---------- Records provided ----------

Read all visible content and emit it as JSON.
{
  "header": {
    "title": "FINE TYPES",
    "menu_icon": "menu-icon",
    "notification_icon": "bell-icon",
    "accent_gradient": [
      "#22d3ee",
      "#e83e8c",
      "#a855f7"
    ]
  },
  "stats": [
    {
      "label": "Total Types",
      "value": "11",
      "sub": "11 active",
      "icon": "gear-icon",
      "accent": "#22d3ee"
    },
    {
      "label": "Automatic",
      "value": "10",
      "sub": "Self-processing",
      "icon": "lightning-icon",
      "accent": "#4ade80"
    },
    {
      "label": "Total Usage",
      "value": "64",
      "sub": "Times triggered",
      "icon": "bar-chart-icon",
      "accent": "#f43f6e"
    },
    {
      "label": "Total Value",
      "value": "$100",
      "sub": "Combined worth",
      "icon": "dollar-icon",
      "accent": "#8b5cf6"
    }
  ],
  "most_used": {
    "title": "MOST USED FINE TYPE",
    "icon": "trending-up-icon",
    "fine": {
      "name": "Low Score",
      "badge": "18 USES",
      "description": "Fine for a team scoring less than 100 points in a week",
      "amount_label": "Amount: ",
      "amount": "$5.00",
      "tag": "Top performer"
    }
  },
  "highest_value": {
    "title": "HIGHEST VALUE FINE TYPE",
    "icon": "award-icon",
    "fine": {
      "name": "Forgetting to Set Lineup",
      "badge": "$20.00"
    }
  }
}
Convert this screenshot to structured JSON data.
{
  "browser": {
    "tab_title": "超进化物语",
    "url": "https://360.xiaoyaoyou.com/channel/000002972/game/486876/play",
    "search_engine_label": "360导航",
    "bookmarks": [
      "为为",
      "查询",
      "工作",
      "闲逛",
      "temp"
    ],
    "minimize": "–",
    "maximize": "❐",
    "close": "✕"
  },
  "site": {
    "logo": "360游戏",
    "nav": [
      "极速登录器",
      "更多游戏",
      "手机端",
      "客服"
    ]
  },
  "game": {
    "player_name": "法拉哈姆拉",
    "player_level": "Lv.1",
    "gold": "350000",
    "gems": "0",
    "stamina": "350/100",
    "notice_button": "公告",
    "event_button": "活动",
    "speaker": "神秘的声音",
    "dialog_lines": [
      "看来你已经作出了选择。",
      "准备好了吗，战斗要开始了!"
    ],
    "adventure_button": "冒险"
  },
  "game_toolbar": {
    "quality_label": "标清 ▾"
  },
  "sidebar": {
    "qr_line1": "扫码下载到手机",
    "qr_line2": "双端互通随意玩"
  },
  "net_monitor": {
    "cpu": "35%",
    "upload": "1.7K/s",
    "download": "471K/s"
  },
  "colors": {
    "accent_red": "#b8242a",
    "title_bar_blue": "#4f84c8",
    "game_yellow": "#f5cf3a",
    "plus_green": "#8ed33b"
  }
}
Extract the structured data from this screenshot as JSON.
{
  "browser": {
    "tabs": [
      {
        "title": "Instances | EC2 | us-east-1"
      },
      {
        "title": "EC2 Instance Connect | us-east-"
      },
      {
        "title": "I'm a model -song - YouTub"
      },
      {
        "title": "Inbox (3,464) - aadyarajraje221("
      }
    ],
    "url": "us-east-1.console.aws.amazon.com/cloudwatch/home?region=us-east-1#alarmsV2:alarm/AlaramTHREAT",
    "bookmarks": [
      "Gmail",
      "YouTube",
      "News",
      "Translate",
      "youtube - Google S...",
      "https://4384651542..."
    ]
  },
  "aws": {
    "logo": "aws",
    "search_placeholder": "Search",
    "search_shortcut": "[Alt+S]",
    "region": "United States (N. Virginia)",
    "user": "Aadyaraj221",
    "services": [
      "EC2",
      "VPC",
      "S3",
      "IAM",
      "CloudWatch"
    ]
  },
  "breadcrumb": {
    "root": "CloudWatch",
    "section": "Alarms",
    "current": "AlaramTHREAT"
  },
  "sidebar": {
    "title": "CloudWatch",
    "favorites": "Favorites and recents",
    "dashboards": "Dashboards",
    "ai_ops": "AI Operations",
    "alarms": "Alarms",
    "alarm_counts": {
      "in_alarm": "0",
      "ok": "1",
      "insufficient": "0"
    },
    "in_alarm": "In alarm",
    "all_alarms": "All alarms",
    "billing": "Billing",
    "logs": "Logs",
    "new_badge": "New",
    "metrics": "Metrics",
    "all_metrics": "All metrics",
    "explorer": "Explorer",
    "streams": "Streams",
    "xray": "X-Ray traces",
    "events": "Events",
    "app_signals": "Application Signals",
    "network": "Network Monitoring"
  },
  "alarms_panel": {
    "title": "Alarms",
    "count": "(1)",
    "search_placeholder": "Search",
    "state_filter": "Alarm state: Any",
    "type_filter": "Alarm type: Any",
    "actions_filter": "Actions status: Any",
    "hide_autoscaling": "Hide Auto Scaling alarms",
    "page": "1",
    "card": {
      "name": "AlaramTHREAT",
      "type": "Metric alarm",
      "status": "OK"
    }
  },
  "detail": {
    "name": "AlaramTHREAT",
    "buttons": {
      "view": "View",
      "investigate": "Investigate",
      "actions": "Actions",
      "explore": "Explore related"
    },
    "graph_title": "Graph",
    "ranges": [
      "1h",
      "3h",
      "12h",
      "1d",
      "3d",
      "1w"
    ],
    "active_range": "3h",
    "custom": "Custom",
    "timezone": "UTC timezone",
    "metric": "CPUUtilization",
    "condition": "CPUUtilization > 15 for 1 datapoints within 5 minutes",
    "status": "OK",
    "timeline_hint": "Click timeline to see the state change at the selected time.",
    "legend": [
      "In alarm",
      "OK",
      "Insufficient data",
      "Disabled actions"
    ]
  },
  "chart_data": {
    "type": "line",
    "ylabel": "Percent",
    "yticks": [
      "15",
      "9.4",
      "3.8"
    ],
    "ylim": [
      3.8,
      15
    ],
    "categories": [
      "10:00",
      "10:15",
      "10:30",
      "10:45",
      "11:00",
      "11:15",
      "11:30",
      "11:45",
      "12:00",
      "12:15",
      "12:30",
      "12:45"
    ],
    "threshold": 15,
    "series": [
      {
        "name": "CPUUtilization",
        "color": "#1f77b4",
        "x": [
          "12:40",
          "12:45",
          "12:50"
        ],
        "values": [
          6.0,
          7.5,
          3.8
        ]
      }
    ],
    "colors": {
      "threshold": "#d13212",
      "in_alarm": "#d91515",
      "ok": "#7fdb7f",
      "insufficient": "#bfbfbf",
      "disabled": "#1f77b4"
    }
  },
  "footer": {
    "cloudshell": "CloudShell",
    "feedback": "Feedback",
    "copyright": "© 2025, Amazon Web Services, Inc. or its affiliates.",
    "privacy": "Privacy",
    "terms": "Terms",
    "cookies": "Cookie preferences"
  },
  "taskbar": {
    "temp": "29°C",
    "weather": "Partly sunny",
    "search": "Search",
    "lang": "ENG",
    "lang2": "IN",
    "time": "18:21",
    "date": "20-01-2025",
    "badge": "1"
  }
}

----------

The request: Quote each line of the data above exactly as written.

Finished task:
Read all visible content and emit it as JSON.
{
  "header": {
    "title": "FINE TYPES",
    "menu_icon": "menu-icon",
    "notification_icon": "bell-icon",
    "accent_gradient": [
      "#22d3ee",
      "#e83e8c",
      "#a855f7"
    ]
  },
  "stats": [
    {
      "label": "Total Types",
      "value": "11",
      "sub": "11 active",
      "icon": "gear-icon",
      "accent": "#22d3ee"
    },
    {
      "label": "Automatic",
      "value": "10",
      "sub": "Self-processing",
      "icon": "lightning-icon",
      "accent": "#4ade80"
    },
    {
      "label": "Total Usage",
      "value": "64",
      "sub": "Times triggered",
      "icon": "bar-chart-icon",
      "accent": "#f43f6e"
    },
    {
      "label": "Total Value",
      "value": "$100",
      "sub": "Combined worth",
      "icon": "dollar-icon",
      "accent": "#8b5cf6"
    }
  ],
  "most_used": {
    "title": "MOST USED FINE TYPE",
    "icon": "trending-up-icon",
    "fine": {
      "name": "Low Score",
      "badge": "18 USES",
      "description": "Fine for a team scoring less than 100 points in a week",
      "amount_label": "Amount: ",
      "amount": "$5.00",
      "tag": "Top performer"
    }
  },
  "highest_value": {
    "title": "HIGHEST VALUE FINE TYPE",
    "icon": "award-icon",
    "fine": {
      "name": "Forgetting to Set Lineup",
      "badge": "$20.00"
    }
  }
}
Convert this screenshot to structured JSON data.
{
  "browser": {
    "tab_title": "超进化物语",
    "url": "https://360.xiaoyaoyou.com/channel/000002972/game/486876/play",
    "search_engine_label": "360导航",
    "bookmarks": [
      "为为",
      "查询",
      "工作",
      "闲逛",
      "temp"
    ],
    "minimize": "–",
    "maximize": "❐",
    "close": "✕"
  },
  "site": {
    "logo": "360游戏",
    "nav": [
      "极速登录器",
      "更多游戏",
      "手机端",
      "客服"
    ]
  },
  "game": {
    "player_name": "法拉哈姆拉",
    "player_level": "Lv.1",
    "gold": "350000",
    "gems": "0",
    "stamina": "350/100",
    "notice_button": "公告",
    "event_button": "活动",
    "speaker": "神秘的声音",
    "dialog_lines": [
      "看来你已经作出了选择。",
      "准备好了吗，战斗要开始了!"
    ],
    "adventure_button": "冒险"
  },
  "game_toolbar": {
    "quality_label": "标清 ▾"
  },
  "sidebar": {
    "qr_line1": "扫码下载到手机",
    "qr_line2": "双端互通随意玩"
  },
  "net_monitor": {
    "cpu": "35%",
    "upload": "1.7K/s",
    "download": "471K/s"
  },
  "colors": {
    "accent_red": "#b8242a",
    "title_bar_blue": "#4f84c8",
    "game_yellow": "#f5cf3a",
    "plus_green": "#8ed33b"
  }
}
Extract the structured data from this screenshot as JSON.
{
  "browser": {
    "tabs": [
      {
        "title": "Instances | EC2 | us-east-1"
      },
      {
        "title": "EC2 Instance Connect | us-east-"
      },
      {
        "title": "I'm a model -song - YouTub"
      },
      {
        "title": "Inbox (3,464) - aadyarajraje221("
      }
    ],
    "url": "us-east-1.console.aws.amazon.com/cloudwatch/home?region=us-east-1#alarmsV2:alarm/AlaramTHREAT",
    "bookmarks": [
      "Gmail",
      "YouTube",
      "News",
      "Translate",
      "youtube - Google S...",
      "https://4384651542..."
    ]
  },
  "aws": {
    "logo": "aws",
    "search_placeholder": "Search",
    "search_shortcut": "[Alt+S]",
    "region": "United States (N. Virginia)",
    "user": "Aadyaraj221",
    "services": [
      "EC2",
      "VPC",
      "S3",
      "IAM",
      "CloudWatch"
    ]
  },
  "breadcrumb": {
    "root": "CloudWatch",
    "section": "Alarms",
    "current": "AlaramTHREAT"
  },
  "sidebar": {
    "title": "CloudWatch",
    "favorites": "Favorites and recents",
    "dashboards": "Dashboards",
    "ai_ops": "AI Operations",
    "alarms": "Alarms",
    "alarm_counts": {
      "in_alarm": "0",
      "ok": "1",
      "insufficient": "0"
    },
    "in_alarm": "In alarm",
    "all_alarms": "All alarms",
    "billing": "Billing",
    "logs": "Logs",
    "new_badge": "New",
    "metrics": "Metrics",
    "all_metrics": "All metrics",
    "explorer": "Explorer",
    "streams": "Streams",
    "xray": "X-Ray traces",
    "events": "Events",
    "app_signals": "Application Signals",
    "network": "Network Monitoring"
  },
  "alarms_panel": {
    "title": "Alarms",
    "count": "(1)",
    "search_placeholder": "Search",
    "state_filter": "Alarm state: Any",
    "type_filter": "Alarm type: Any",
    "actions_filter": "Actions status: Any",
    "hide_autoscaling": "Hide Auto Scaling alarms",
    "page": "1",
    "card": {
      "name": "AlaramTHREAT",
      "type": "Metric alarm",
      "status": "OK"
    }
  },
  "detail": {
    "name": "AlaramTHREAT",
    "buttons": {
      "view": "View",
      "investigate": "Investigate",
      "actions": "Actions",
      "explore": "Explore related"
    },
    "graph_title": "Graph",
    "ranges": [
      "1h",
      "3h",
      "12h",
      "1d",
      "3d",
      "1w"
    ],
    "active_range": "3h",
    "custom": "Custom",
    "timezone": "UTC timezone",
    "metric": "CPUUtilization",
    "condition": "CPUUtilization > 15 for 1 datapoints within 5 minutes",
    "status": "OK",
    "timeline_hint": "Click timeline to see the state change at the selected time.",
    "legend": [
      "In alarm",
      "OK",
      "Insufficient data",
      "Disabled actions"
    ]
  },
  "chart_data": {
    "type": "line",
    "ylabel": "Percent",
    "yticks": [
      "15",
      "9.4",
      "3.8"
    ],
    "ylim": [
      3.8,
      15
    ],
    "categories": [
      "10:00",
      "10:15",
      "10:30",
      "10:45",
      "11:00",
      "11:15",
      "11:30",
      "11:45",
      "12:00",
      "12:15",
      "12:30",
      "12:45"
    ],
    "threshold": 15,
    "series": [
      {
        "name": "CPUUtilization",
        "color": "#1f77b4",
        "x": [
          "12:40",
          "12:45",
          "12:50"
        ],
        "values": [
          6.0,
          7.5,
          3.8
        ]
      }
    ],
    "colors": {
      "threshold": "#d13212",
      "in_alarm": "#d91515",
      "ok": "#7fdb7f",
      "insufficient": "#bfbfbf",
      "disabled": "#1f77b4"
    }
  },
  "footer": {
    "cloudshell": "CloudShell",
    "feedback": "Feedback",
    "copyright": "© 2025, Amazon Web Services, Inc. or its affiliates.",
    "privacy": "Privacy",
    "terms": "Terms",
    "cookies": "Cookie preferences"
  },
  "taskbar": {
    "temp": "29°C",
    "weather": "Partly sunny",
    "search": "Search",
    "lang": "ENG",
    "lang2": "IN",
    "time": "18:21",
    "date": "20-01-2025",
    "badge": "1"
  }
}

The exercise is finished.